Written instruction —
Print all records exactly, leaving nothing out.

[Collection entries]
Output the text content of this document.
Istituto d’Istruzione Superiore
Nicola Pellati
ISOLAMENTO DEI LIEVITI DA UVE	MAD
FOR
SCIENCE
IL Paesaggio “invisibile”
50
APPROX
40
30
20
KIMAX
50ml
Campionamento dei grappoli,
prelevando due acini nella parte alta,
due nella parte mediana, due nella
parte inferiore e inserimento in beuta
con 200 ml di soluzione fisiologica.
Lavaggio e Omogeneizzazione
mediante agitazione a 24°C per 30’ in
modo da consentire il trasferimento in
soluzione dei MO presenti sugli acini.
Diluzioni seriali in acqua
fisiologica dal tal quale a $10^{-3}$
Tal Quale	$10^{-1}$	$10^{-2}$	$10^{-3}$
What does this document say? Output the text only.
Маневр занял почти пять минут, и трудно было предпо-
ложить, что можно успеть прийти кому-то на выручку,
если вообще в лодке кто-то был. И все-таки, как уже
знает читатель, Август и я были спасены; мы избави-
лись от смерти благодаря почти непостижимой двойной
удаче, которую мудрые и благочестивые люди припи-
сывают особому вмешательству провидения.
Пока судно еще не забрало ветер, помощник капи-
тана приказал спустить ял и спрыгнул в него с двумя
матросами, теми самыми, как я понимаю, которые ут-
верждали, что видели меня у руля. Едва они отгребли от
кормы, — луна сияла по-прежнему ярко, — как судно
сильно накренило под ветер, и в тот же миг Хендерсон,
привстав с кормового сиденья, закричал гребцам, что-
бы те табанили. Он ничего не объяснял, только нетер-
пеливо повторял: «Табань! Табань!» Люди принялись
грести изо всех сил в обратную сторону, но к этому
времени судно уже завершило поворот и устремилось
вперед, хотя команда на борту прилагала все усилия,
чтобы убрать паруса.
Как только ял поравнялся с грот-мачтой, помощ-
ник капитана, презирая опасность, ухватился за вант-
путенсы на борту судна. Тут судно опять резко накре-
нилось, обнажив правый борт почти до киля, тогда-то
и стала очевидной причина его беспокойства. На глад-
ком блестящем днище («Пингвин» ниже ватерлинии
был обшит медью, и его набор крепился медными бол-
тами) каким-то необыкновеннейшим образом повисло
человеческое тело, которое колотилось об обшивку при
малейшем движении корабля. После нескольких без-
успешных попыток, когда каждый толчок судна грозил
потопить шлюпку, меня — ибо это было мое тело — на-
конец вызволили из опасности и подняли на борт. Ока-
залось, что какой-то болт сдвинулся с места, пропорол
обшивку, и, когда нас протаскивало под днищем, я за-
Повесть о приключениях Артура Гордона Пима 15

Finished answer —
Output the text content of this document.
Istituto d’Istruzione Superiore
Nicola Pellati
ISOLAMENTO DEI LIEVITI DA UVE	MAD
FOR
SCIENCE
IL Paesaggio “invisibile”
50
APPROX
40
30
20
KIMAX
50ml
Campionamento dei grappoli,
prelevando due acini nella parte alta,
due nella parte mediana, due nella
parte inferiore e inserimento in beuta
con 200 ml di soluzione fisiologica.
Lavaggio e Omogeneizzazione
mediante agitazione a 24°C per 30’ in
modo da consentire il trasferimento in
soluzione dei MO presenti sugli acini.
Diluzioni seriali in acqua
fisiologica dal tal quale a $10^{-3}$
Tal Quale	$10^{-1}$	$10^{-2}$	$10^{-3}$
What does this document say? Output the text only.
Маневр занял почти пять минут, и трудно было предпо-
ложить, что можно успеть прийти кому-то на выручку,
если вообще в лодке кто-то был. И все-таки, как уже
знает читатель, Август и я были спасены; мы избави-
лись от смерти благодаря почти непостижимой двойной
удаче, которую мудрые и благочестивые люди припи-
сывают особому вмешательству провидения.
Пока судно еще не забрало ветер, помощник капи-
тана приказал спустить ял и спрыгнул в него с двумя
матросами, теми самыми, как я понимаю, которые ут-
верждали, что видели меня у руля. Едва они отгребли от
кормы, — луна сияла по-прежнему ярко, — как судно
сильно накренило под ветер, и в тот же миг Хендерсон,
привстав с кормового сиденья, закричал гребцам, что-
бы те табанили. Он ничего не объяснял, только нетер-
пеливо повторял: «Табань! Табань!» Люди принялись
грести изо всех сил в обратную сторону, но к этому
времени судно уже завершило поворот и устремилось
вперед, хотя команда на борту прилагала все усилия,
чтобы убрать паруса.
Как только ял поравнялся с грот-мачтой, помощ-
ник капитана, презирая опасность, ухватился за вант-
путенсы на борту судна. Тут судно опять резко накре-
нилось, обнажив правый борт почти до киля, тогда-то
и стала очевидной причина его беспокойства. На глад-
ком блестящем днище («Пингвин» ниже ватерлинии
был обшит медью, и его набор крепился медными бол-
тами) каким-то необыкновеннейшим образом повисло
человеческое тело, которое колотилось об обшивку при
малейшем движении корабля. После нескольких без-
успешных попыток, когда каждый толчок судна грозил
потопить шлюпку, меня — ибо это было мое тело — на-
конец вызволили из опасности и подняли на борт. Ока-
залось, что какой-то болт сдвинулся с места, пропорол
обшивку, и, когда нас протаскивало под днищем, я за-
Повесть о приключениях Артура Гордона Пима 15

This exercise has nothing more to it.